> [Stated task] Your answer should be a single number: the count of lines that include the word "title".

> [Part of a data file]
○ ○ ○

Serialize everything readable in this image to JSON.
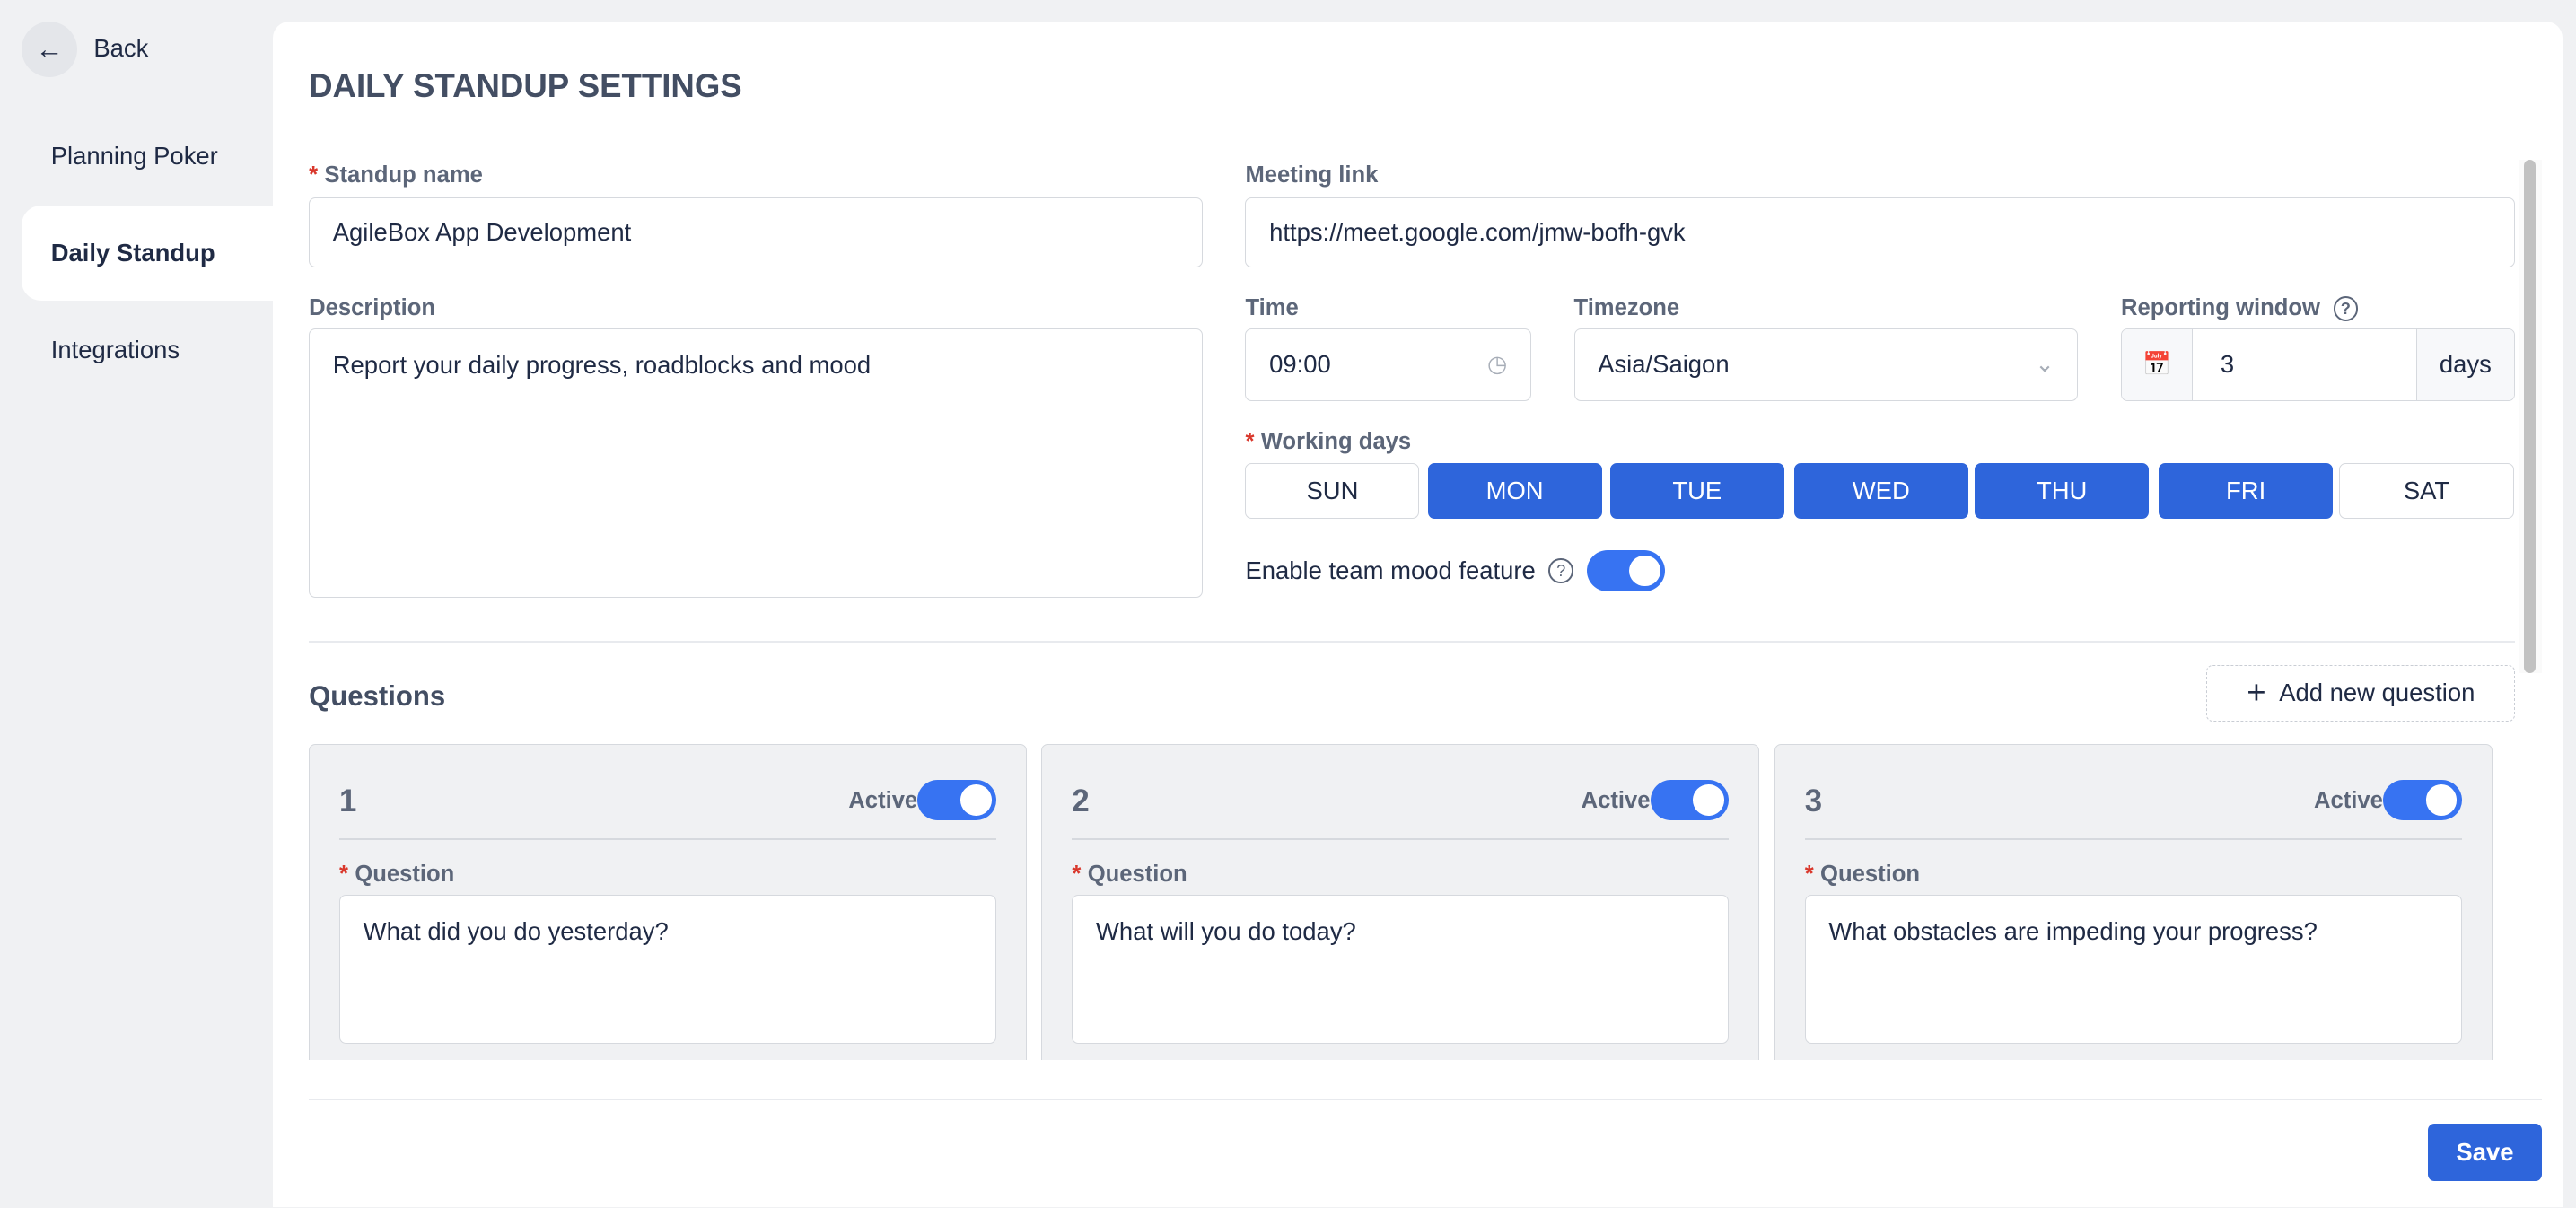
{
  "sidebar": {
    "back_label": "Back",
    "items": [
      {
        "label": "Planning Poker"
      },
      {
        "label": "Daily Standup",
        "active": true
      },
      {
        "label": "Integrations"
      }
    ]
  },
  "page": {
    "title": "DAILY STANDUP SETTINGS"
  },
  "form": {
    "standup_name": {
      "label": "Standup name",
      "value": "AgileBox App Development",
      "required": true
    },
    "meeting_link": {
      "label": "Meeting link",
      "value": "https://meet.google.com/jmw-bofh-gvk"
    },
    "description": {
      "label": "Description",
      "value": "Report your daily progress, roadblocks and mood"
    },
    "time": {
      "label": "Time",
      "value": "09:00"
    },
    "timezone": {
      "label": "Timezone",
      "value": "Asia/Saigon"
    },
    "reporting_window": {
      "label": "Reporting window",
      "value": "3",
      "unit": "days"
    },
    "working_days": {
      "label": "Working days",
      "required": true,
      "days": [
        {
          "label": "SUN",
          "selected": false
        },
        {
          "label": "MON",
          "selected": true
        },
        {
          "label": "TUE",
          "selected": true
        },
        {
          "label": "WED",
          "selected": true
        },
        {
          "label": "THU",
          "selected": true
        },
        {
          "label": "FRI",
          "selected": true
        },
        {
          "label": "SAT",
          "selected": false
        }
      ]
    },
    "mood": {
      "label": "Enable team mood feature",
      "enabled": true
    }
  },
  "questions": {
    "title": "Questions",
    "add_label": "Add new question",
    "items": [
      {
        "number": "1",
        "active_label": "Active",
        "active": true,
        "field_label": "Question",
        "value": "What did you do yesterday?"
      },
      {
        "number": "2",
        "active_label": "Active",
        "active": true,
        "field_label": "Question",
        "value": "What will you do today?"
      },
      {
        "number": "3",
        "active_label": "Active",
        "active": true,
        "field_label": "Question",
        "value": "What obstacles are impeding your progress?"
      }
    ]
  },
  "footer": {
    "save_label": "Save"
  },
  "colors": {
    "primary": "#2e65db",
    "toggle": "#3773f2",
    "required": "#d9372b"
  }
}
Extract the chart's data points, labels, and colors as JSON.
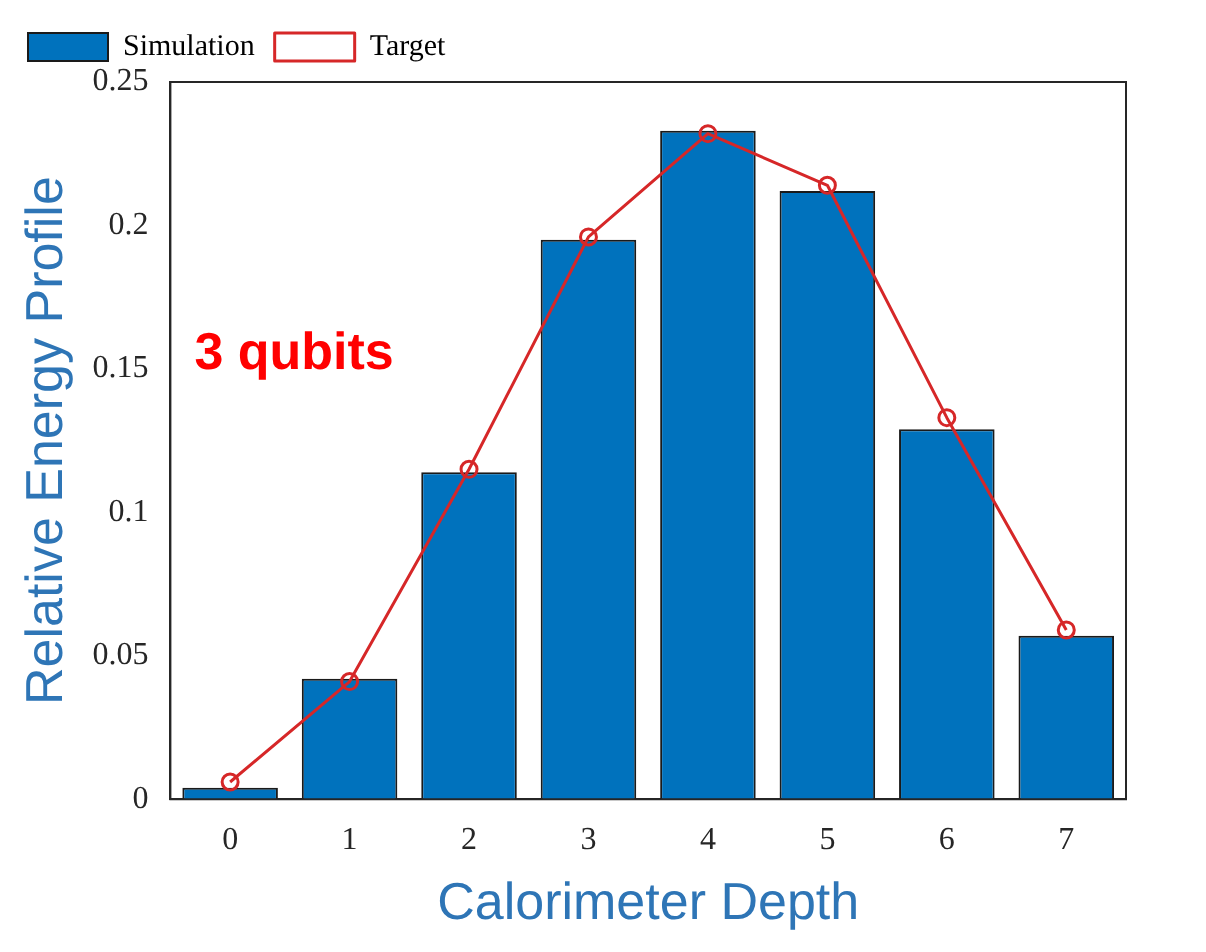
{
  "chart_data": {
    "type": "bar",
    "xlabel": "Calorimeter Depth",
    "ylabel": "Relative Energy Profile",
    "categories": [
      "0",
      "1",
      "2",
      "3",
      "4",
      "5",
      "6",
      "7"
    ],
    "series": [
      {
        "name": "Simulation",
        "color": "#0072bd",
        "values": [
          0.004,
          0.042,
          0.114,
          0.195,
          0.233,
          0.212,
          0.129,
          0.057
        ]
      },
      {
        "name": "Target",
        "type": "line",
        "color": "#d62728",
        "marker": "circle",
        "values": [
          0.006,
          0.041,
          0.115,
          0.196,
          0.232,
          0.214,
          0.133,
          0.059
        ]
      }
    ],
    "ylim": [
      0,
      0.25
    ],
    "yticks": [
      0,
      0.05,
      0.1,
      0.15,
      0.2,
      0.25
    ],
    "grid": false,
    "legend": "top left",
    "annotations": [
      "3 qubits"
    ]
  }
}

○ ○ ○

> [Written reply] 2